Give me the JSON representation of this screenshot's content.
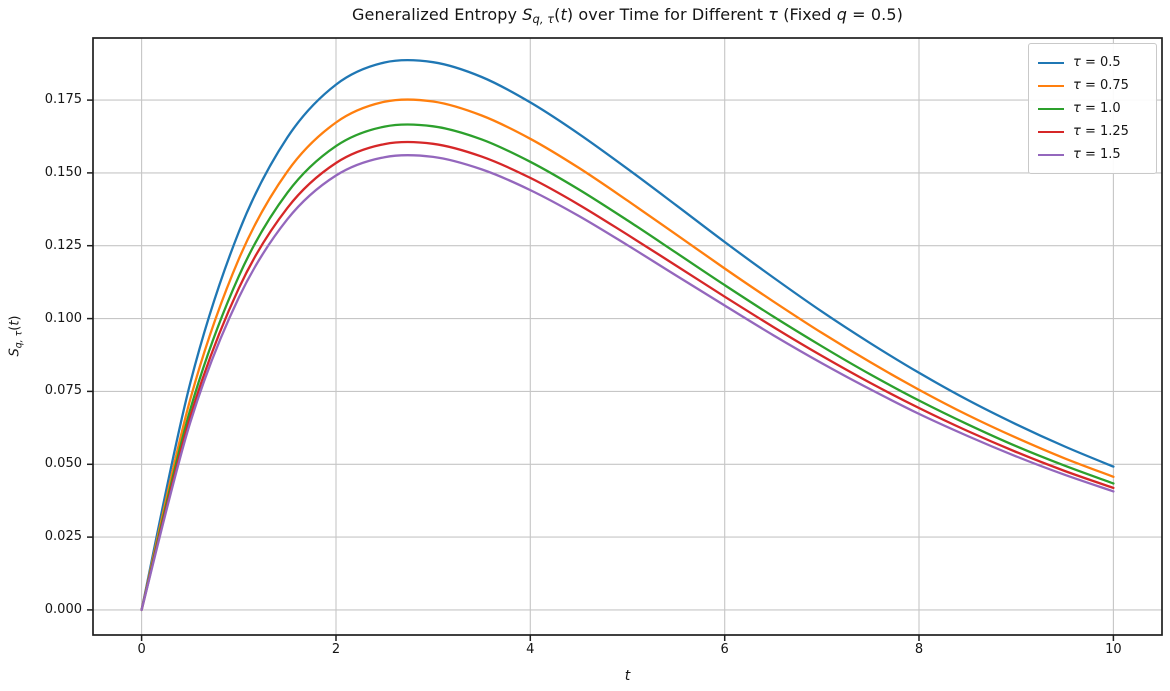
{
  "figure": {
    "background": "#ffffff",
    "text_color": "#151515",
    "title": {
      "text": "Generalized Entropy S_{q,τ}(t) over Time for Different τ (Fixed q = 0.5)",
      "segments": [
        {
          "t": "Generalized Entropy ",
          "s": "n"
        },
        {
          "t": "S",
          "s": "i"
        },
        {
          "t": "q, τ",
          "s": "sub"
        },
        {
          "t": "(",
          "s": "n"
        },
        {
          "t": "t",
          "s": "i"
        },
        {
          "t": ") over Time for Different ",
          "s": "n"
        },
        {
          "t": "τ",
          "s": "i"
        },
        {
          "t": " (Fixed ",
          "s": "n"
        },
        {
          "t": "q",
          "s": "i"
        },
        {
          "t": " = 0.5)",
          "s": "n"
        }
      ]
    },
    "x_axis_label": {
      "text": "t",
      "segments": [
        {
          "t": "t",
          "s": "i"
        }
      ]
    },
    "y_axis_label": {
      "text": "S_{q,τ}(t)",
      "segments": [
        {
          "t": "S",
          "s": "i"
        },
        {
          "t": "q, τ",
          "s": "sub"
        },
        {
          "t": "(",
          "s": "n"
        },
        {
          "t": "t",
          "s": "i"
        },
        {
          "t": ")",
          "s": "n"
        }
      ]
    },
    "legend": {
      "position": "upper right",
      "entries": [
        {
          "segments": [
            {
              "t": "τ",
              "s": "i"
            },
            {
              "t": " = 0.5",
              "s": "n"
            }
          ]
        },
        {
          "segments": [
            {
              "t": "τ",
              "s": "i"
            },
            {
              "t": " = 0.75",
              "s": "n"
            }
          ]
        },
        {
          "segments": [
            {
              "t": "τ",
              "s": "i"
            },
            {
              "t": " = 1.0",
              "s": "n"
            }
          ]
        },
        {
          "segments": [
            {
              "t": "τ",
              "s": "i"
            },
            {
              "t": " = 1.25",
              "s": "n"
            }
          ]
        },
        {
          "segments": [
            {
              "t": "τ",
              "s": "i"
            },
            {
              "t": " = 1.5",
              "s": "n"
            }
          ]
        }
      ]
    },
    "grid_color": "#c6c6c6",
    "spine_color": "#1f1f1f",
    "tick_color": "#1f1f1f"
  },
  "chart_data": {
    "type": "line",
    "title": "Generalized Entropy S_{q,τ}(t) over Time for Different τ (Fixed q = 0.5)",
    "xlabel": "t",
    "ylabel": "S_{q,τ}(t)",
    "grid": true,
    "legend_position": "upper right",
    "xlim": [
      -0.5,
      10.5
    ],
    "ylim": [
      -0.0086,
      0.1963
    ],
    "x_ticks": [
      0,
      2,
      4,
      6,
      8,
      10
    ],
    "x_tick_labels": [
      "0",
      "2",
      "4",
      "6",
      "8",
      "10"
    ],
    "y_ticks": [
      0.0,
      0.025,
      0.05,
      0.075,
      0.1,
      0.125,
      0.15,
      0.175
    ],
    "y_tick_labels": [
      "0.000",
      "0.025",
      "0.050",
      "0.075",
      "0.100",
      "0.125",
      "0.150",
      "0.175"
    ],
    "x": [
      0,
      0.5,
      1,
      1.5,
      2,
      2.5,
      3,
      3.5,
      4,
      4.5,
      5,
      5.5,
      6,
      6.5,
      7,
      7.5,
      8,
      8.5,
      9,
      9.5,
      10
    ],
    "series": [
      {
        "name": "τ = 0.5",
        "color": "#1f77b4",
        "values": [
          0,
          0.0778,
          0.1297,
          0.1622,
          0.1803,
          0.1879,
          0.188,
          0.1829,
          0.1742,
          0.1634,
          0.1514,
          0.1389,
          0.1263,
          0.1141,
          0.1024,
          0.0915,
          0.0814,
          0.0721,
          0.0637,
          0.0561,
          0.0492
        ]
      },
      {
        "name": "τ = 0.75",
        "color": "#ff7f0e",
        "values": [
          0,
          0.0722,
          0.1204,
          0.1505,
          0.1673,
          0.1744,
          0.1745,
          0.1697,
          0.1617,
          0.1517,
          0.1405,
          0.1289,
          0.1172,
          0.1059,
          0.0951,
          0.085,
          0.0756,
          0.0669,
          0.0591,
          0.052,
          0.0457
        ]
      },
      {
        "name": "τ = 1.0",
        "color": "#2ca02c",
        "values": [
          0,
          0.0687,
          0.1145,
          0.1432,
          0.1592,
          0.1659,
          0.166,
          0.1615,
          0.1538,
          0.1443,
          0.1337,
          0.1226,
          0.1115,
          0.1007,
          0.0905,
          0.0808,
          0.0719,
          0.0637,
          0.0562,
          0.0495,
          0.0434
        ]
      },
      {
        "name": "τ = 1.25",
        "color": "#d62728",
        "values": [
          0,
          0.0662,
          0.1104,
          0.138,
          0.1534,
          0.1599,
          0.16,
          0.1556,
          0.1483,
          0.1391,
          0.1288,
          0.1182,
          0.1075,
          0.0971,
          0.0872,
          0.0779,
          0.0693,
          0.0614,
          0.0542,
          0.0477,
          0.0419
        ]
      },
      {
        "name": "τ = 1.5",
        "color": "#9467bd",
        "values": [
          0,
          0.0643,
          0.1072,
          0.1341,
          0.1491,
          0.1554,
          0.1555,
          0.1512,
          0.1441,
          0.1352,
          0.1252,
          0.1148,
          0.1045,
          0.0943,
          0.0847,
          0.0757,
          0.0673,
          0.0597,
          0.0527,
          0.0464,
          0.0407
        ]
      }
    ]
  }
}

+---+

Prompt: List all lines holding the string "name".

Exercise result:
        "name": "τ = 0.5",
        "name": "τ = 0.75",
        "name": "τ = 1.0",
        "name": "τ = 1.25",
        "name": "τ = 1.5",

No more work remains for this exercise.